**WRITTEN EXERCISE:** From the entries that follow, pick out all lines holding "values".

**TASK INPUTS:**
(begin)
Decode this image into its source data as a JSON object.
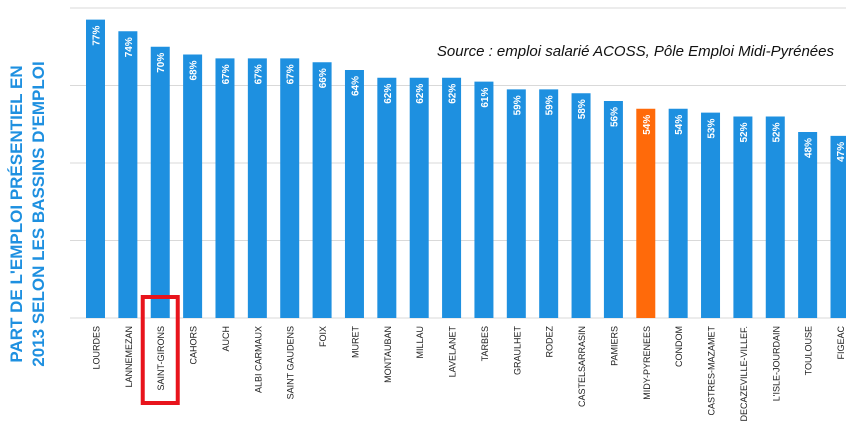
{
  "chart_data": {
    "type": "bar",
    "title_lines": [
      "PART DE L'EMPLOI PRÉSENTIEL EN",
      "2013 SELON LES BASSINS D'EMPLOI"
    ],
    "source": "Source : emploi salarié ACOSS, Pôle Emploi Midi-Pyrénées",
    "categories": [
      "LOURDES",
      "LANNEMEZAN",
      "SAINT-GIRONS",
      "CAHORS",
      "AUCH",
      "ALBI CARMAUX",
      "SAINT GAUDENS",
      "FOIX",
      "MURET",
      "MONTAUBAN",
      "MILLAU",
      "LAVELANET",
      "TARBES",
      "GRAULHET",
      "RODEZ",
      "CASTELSARRASIN",
      "PAMIERS",
      "MIDY-PYRENEES",
      "CONDOM",
      "CASTRES-MAZAMET",
      "DECAZEVILLE-VILLEF.",
      "L'ISLE-JOURDAIN",
      "TOULOUSE",
      "FIGEAC"
    ],
    "values": [
      77,
      74,
      70,
      68,
      67,
      67,
      67,
      66,
      64,
      62,
      62,
      62,
      61,
      59,
      59,
      58,
      56,
      54,
      54,
      53,
      52,
      52,
      48,
      47
    ],
    "value_labels": [
      "77%",
      "74%",
      "70%",
      "68%",
      "67%",
      "67%",
      "67%",
      "66%",
      "64%",
      "62%",
      "62%",
      "62%",
      "61%",
      "59%",
      "59%",
      "58%",
      "56%",
      "54%",
      "54%",
      "53%",
      "52%",
      "52%",
      "48%",
      "47%"
    ],
    "highlight_index": 17,
    "boxed_index": 2,
    "colors": {
      "bar": "#1e90e0",
      "highlight": "#ff6a0a",
      "title": "#1e90e0",
      "grid": "#d9d9d9",
      "box": "#e8141c"
    },
    "ylim": [
      0,
      80
    ],
    "grid": true
  }
}
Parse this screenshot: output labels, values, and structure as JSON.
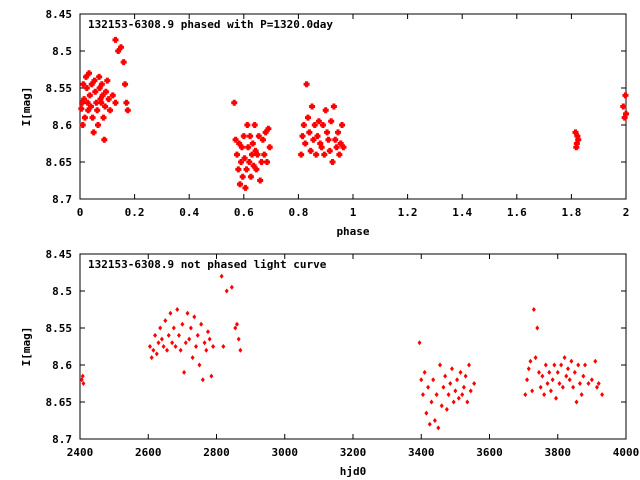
(end)
**CORRECT RESPONSE:**
    "values": [
Parse this screenshot: output labels, values, and structure as JSON.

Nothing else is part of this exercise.